# [What you have to do]
All the data should be repeated exactly. Any image in it is left out.

# [Exercise input]
[START]

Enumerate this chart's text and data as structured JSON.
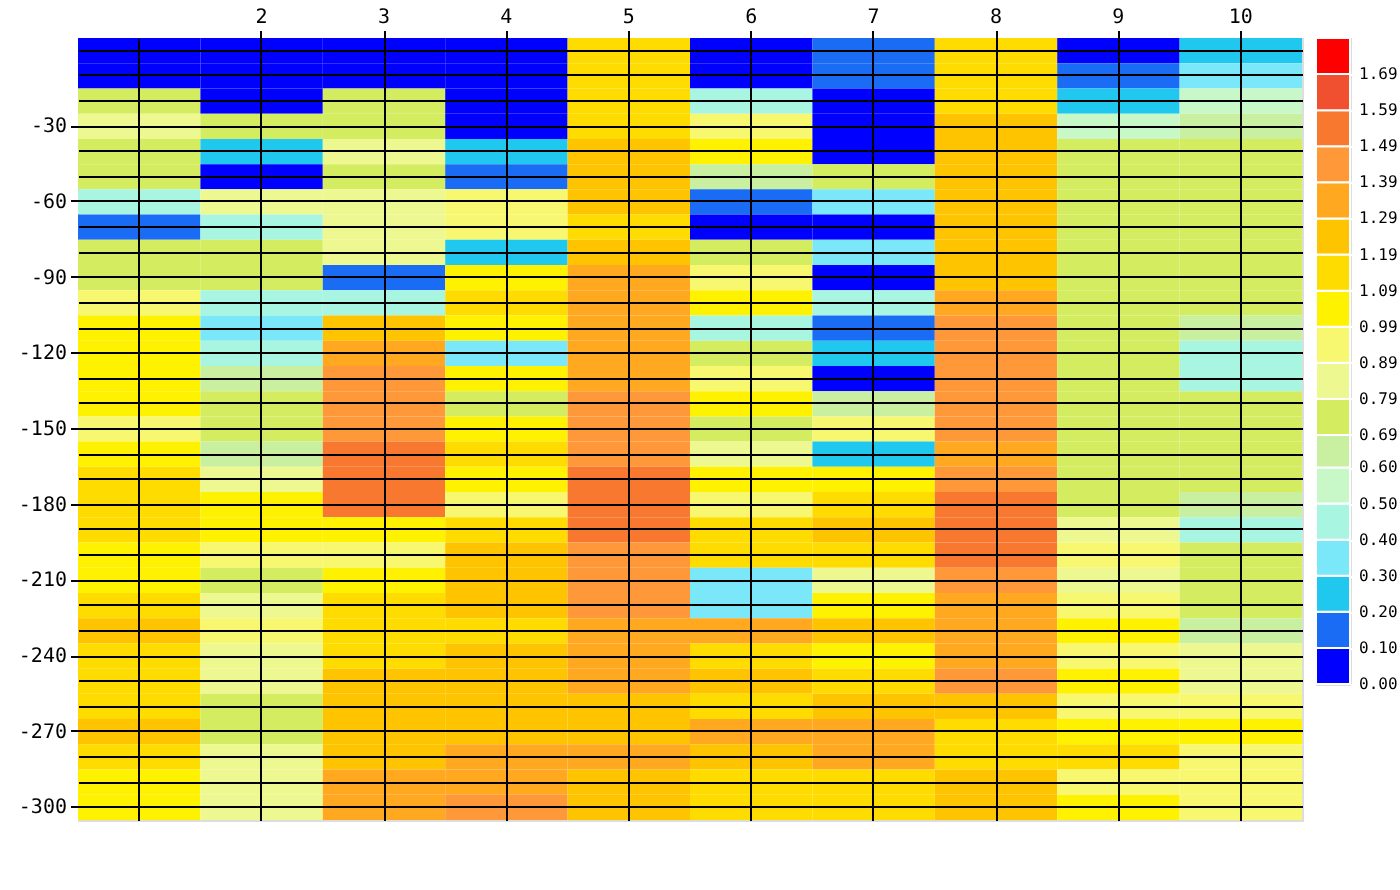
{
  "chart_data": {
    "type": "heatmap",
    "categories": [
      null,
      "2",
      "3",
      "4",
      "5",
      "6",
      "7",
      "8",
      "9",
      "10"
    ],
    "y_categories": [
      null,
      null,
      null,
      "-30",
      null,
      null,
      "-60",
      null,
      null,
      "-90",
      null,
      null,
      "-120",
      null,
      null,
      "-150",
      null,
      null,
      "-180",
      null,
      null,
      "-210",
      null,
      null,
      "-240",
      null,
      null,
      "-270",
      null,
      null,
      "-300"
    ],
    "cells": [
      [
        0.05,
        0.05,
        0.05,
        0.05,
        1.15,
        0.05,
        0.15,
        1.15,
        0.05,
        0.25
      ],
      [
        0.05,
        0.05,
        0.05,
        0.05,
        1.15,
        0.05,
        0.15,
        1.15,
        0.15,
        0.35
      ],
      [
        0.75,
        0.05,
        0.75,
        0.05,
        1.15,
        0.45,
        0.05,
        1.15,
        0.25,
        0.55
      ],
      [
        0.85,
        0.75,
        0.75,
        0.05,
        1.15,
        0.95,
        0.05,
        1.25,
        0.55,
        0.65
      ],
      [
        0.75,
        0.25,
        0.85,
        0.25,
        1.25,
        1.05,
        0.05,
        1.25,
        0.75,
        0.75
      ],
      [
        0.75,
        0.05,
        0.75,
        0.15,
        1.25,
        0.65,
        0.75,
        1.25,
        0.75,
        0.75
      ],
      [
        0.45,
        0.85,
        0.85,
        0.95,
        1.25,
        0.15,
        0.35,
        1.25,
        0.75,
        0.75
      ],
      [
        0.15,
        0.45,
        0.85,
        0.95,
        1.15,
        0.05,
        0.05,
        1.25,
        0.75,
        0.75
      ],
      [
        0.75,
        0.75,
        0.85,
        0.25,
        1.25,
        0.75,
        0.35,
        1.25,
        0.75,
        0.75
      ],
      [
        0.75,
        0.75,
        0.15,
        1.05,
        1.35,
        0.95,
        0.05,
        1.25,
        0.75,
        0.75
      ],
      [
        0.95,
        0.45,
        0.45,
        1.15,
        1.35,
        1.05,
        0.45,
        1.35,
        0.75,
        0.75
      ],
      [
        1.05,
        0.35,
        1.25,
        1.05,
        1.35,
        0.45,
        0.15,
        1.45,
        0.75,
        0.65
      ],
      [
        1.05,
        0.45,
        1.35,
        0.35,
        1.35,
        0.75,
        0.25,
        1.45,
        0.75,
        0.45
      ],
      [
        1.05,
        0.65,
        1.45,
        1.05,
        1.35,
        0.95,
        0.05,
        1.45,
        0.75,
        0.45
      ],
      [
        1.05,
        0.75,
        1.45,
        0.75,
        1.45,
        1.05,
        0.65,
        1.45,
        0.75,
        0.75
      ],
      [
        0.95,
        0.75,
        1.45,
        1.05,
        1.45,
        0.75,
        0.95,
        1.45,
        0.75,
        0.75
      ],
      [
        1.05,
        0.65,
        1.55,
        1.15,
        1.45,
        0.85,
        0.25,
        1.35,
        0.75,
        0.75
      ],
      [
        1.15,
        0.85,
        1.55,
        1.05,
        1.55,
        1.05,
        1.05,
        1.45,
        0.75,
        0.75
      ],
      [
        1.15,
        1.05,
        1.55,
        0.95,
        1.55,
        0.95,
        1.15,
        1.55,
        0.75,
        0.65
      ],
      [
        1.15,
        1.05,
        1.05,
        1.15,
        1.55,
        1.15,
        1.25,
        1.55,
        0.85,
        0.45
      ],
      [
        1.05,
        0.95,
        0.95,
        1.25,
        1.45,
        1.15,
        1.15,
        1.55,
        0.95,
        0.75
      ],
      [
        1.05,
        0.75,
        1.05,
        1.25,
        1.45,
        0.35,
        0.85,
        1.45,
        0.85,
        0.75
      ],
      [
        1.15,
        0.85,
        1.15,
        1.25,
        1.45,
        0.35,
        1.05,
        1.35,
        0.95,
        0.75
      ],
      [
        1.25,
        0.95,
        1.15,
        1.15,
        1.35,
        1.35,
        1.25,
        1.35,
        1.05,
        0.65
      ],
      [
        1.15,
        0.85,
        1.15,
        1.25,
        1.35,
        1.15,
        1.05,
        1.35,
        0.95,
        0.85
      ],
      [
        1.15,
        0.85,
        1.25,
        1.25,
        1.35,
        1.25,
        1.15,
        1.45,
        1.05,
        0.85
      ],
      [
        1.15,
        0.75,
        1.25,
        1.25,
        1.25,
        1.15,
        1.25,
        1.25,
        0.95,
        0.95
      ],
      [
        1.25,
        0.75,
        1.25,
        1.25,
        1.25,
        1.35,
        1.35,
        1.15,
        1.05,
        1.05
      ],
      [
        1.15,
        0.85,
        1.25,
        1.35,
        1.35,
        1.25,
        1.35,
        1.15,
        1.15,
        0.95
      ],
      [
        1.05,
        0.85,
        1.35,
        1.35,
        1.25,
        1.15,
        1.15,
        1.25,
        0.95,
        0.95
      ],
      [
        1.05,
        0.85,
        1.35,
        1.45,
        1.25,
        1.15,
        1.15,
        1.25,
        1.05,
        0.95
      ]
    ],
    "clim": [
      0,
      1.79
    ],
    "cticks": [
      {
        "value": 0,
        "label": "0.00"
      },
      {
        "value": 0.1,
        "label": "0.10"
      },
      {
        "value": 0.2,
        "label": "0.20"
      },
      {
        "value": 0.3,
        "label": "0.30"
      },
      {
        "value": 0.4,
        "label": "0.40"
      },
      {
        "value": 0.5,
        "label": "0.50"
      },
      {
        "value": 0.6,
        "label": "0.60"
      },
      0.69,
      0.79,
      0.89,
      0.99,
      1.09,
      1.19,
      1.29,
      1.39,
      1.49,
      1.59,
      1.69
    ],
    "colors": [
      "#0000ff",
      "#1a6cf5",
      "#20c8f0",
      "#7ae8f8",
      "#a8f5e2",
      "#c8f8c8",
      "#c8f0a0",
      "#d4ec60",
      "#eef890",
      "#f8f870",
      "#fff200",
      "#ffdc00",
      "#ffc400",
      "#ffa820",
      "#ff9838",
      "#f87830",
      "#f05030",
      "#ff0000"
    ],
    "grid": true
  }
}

[END]

# [Solution to this exercise]
Enumerate this chart's text and data as structured JSON.
{
  "chart_data": {
    "type": "heatmap",
    "categories": [
      null,
      "2",
      "3",
      "4",
      "5",
      "6",
      "7",
      "8",
      "9",
      "10"
    ],
    "y_categories": [
      null,
      null,
      null,
      "-30",
      null,
      null,
      "-60",
      null,
      null,
      "-90",
      null,
      null,
      "-120",
      null,
      null,
      "-150",
      null,
      null,
      "-180",
      null,
      null,
      "-210",
      null,
      null,
      "-240",
      null,
      null,
      "-270",
      null,
      null,
      "-300"
    ],
    "cells": [
      [
        0.05,
        0.05,
        0.05,
        0.05,
        1.15,
        0.05,
        0.15,
        1.15,
        0.05,
        0.25
      ],
      [
        0.05,
        0.05,
        0.05,
        0.05,
        1.15,
        0.05,
        0.15,
        1.15,
        0.15,
        0.35
      ],
      [
        0.75,
        0.05,
        0.75,
        0.05,
        1.15,
        0.45,
        0.05,
        1.15,
        0.25,
        0.55
      ],
      [
        0.85,
        0.75,
        0.75,
        0.05,
        1.15,
        0.95,
        0.05,
        1.25,
        0.55,
        0.65
      ],
      [
        0.75,
        0.25,
        0.85,
        0.25,
        1.25,
        1.05,
        0.05,
        1.25,
        0.75,
        0.75
      ],
      [
        0.75,
        0.05,
        0.75,
        0.15,
        1.25,
        0.65,
        0.75,
        1.25,
        0.75,
        0.75
      ],
      [
        0.45,
        0.85,
        0.85,
        0.95,
        1.25,
        0.15,
        0.35,
        1.25,
        0.75,
        0.75
      ],
      [
        0.15,
        0.45,
        0.85,
        0.95,
        1.15,
        0.05,
        0.05,
        1.25,
        0.75,
        0.75
      ],
      [
        0.75,
        0.75,
        0.85,
        0.25,
        1.25,
        0.75,
        0.35,
        1.25,
        0.75,
        0.75
      ],
      [
        0.75,
        0.75,
        0.15,
        1.05,
        1.35,
        0.95,
        0.05,
        1.25,
        0.75,
        0.75
      ],
      [
        0.95,
        0.45,
        0.45,
        1.15,
        1.35,
        1.05,
        0.45,
        1.35,
        0.75,
        0.75
      ],
      [
        1.05,
        0.35,
        1.25,
        1.05,
        1.35,
        0.45,
        0.15,
        1.45,
        0.75,
        0.65
      ],
      [
        1.05,
        0.45,
        1.35,
        0.35,
        1.35,
        0.75,
        0.25,
        1.45,
        0.75,
        0.45
      ],
      [
        1.05,
        0.65,
        1.45,
        1.05,
        1.35,
        0.95,
        0.05,
        1.45,
        0.75,
        0.45
      ],
      [
        1.05,
        0.75,
        1.45,
        0.75,
        1.45,
        1.05,
        0.65,
        1.45,
        0.75,
        0.75
      ],
      [
        0.95,
        0.75,
        1.45,
        1.05,
        1.45,
        0.75,
        0.95,
        1.45,
        0.75,
        0.75
      ],
      [
        1.05,
        0.65,
        1.55,
        1.15,
        1.45,
        0.85,
        0.25,
        1.35,
        0.75,
        0.75
      ],
      [
        1.15,
        0.85,
        1.55,
        1.05,
        1.55,
        1.05,
        1.05,
        1.45,
        0.75,
        0.75
      ],
      [
        1.15,
        1.05,
        1.55,
        0.95,
        1.55,
        0.95,
        1.15,
        1.55,
        0.75,
        0.65
      ],
      [
        1.15,
        1.05,
        1.05,
        1.15,
        1.55,
        1.15,
        1.25,
        1.55,
        0.85,
        0.45
      ],
      [
        1.05,
        0.95,
        0.95,
        1.25,
        1.45,
        1.15,
        1.15,
        1.55,
        0.95,
        0.75
      ],
      [
        1.05,
        0.75,
        1.05,
        1.25,
        1.45,
        0.35,
        0.85,
        1.45,
        0.85,
        0.75
      ],
      [
        1.15,
        0.85,
        1.15,
        1.25,
        1.45,
        0.35,
        1.05,
        1.35,
        0.95,
        0.75
      ],
      [
        1.25,
        0.95,
        1.15,
        1.15,
        1.35,
        1.35,
        1.25,
        1.35,
        1.05,
        0.65
      ],
      [
        1.15,
        0.85,
        1.15,
        1.25,
        1.35,
        1.15,
        1.05,
        1.35,
        0.95,
        0.85
      ],
      [
        1.15,
        0.85,
        1.25,
        1.25,
        1.35,
        1.25,
        1.15,
        1.45,
        1.05,
        0.85
      ],
      [
        1.15,
        0.75,
        1.25,
        1.25,
        1.25,
        1.15,
        1.25,
        1.25,
        0.95,
        0.95
      ],
      [
        1.25,
        0.75,
        1.25,
        1.25,
        1.25,
        1.35,
        1.35,
        1.15,
        1.05,
        1.05
      ],
      [
        1.15,
        0.85,
        1.25,
        1.35,
        1.35,
        1.25,
        1.35,
        1.15,
        1.15,
        0.95
      ],
      [
        1.05,
        0.85,
        1.35,
        1.35,
        1.25,
        1.15,
        1.15,
        1.25,
        0.95,
        0.95
      ],
      [
        1.05,
        0.85,
        1.35,
        1.45,
        1.25,
        1.15,
        1.15,
        1.25,
        1.05,
        0.95
      ]
    ],
    "clim": [
      0,
      1.79
    ],
    "cticks": [
      {
        "value": 0,
        "label": "0.00"
      },
      {
        "value": 0.1,
        "label": "0.10"
      },
      {
        "value": 0.2,
        "label": "0.20"
      },
      {
        "value": 0.3,
        "label": "0.30"
      },
      {
        "value": 0.4,
        "label": "0.40"
      },
      {
        "value": 0.5,
        "label": "0.50"
      },
      {
        "value": 0.6,
        "label": "0.60"
      },
      0.69,
      0.79,
      0.89,
      0.99,
      1.09,
      1.19,
      1.29,
      1.39,
      1.49,
      1.59,
      1.69
    ],
    "colors": [
      "#0000ff",
      "#1a6cf5",
      "#20c8f0",
      "#7ae8f8",
      "#a8f5e2",
      "#c8f8c8",
      "#c8f0a0",
      "#d4ec60",
      "#eef890",
      "#f8f870",
      "#fff200",
      "#ffdc00",
      "#ffc400",
      "#ffa820",
      "#ff9838",
      "#f87830",
      "#f05030",
      "#ff0000"
    ],
    "grid": true
  }
}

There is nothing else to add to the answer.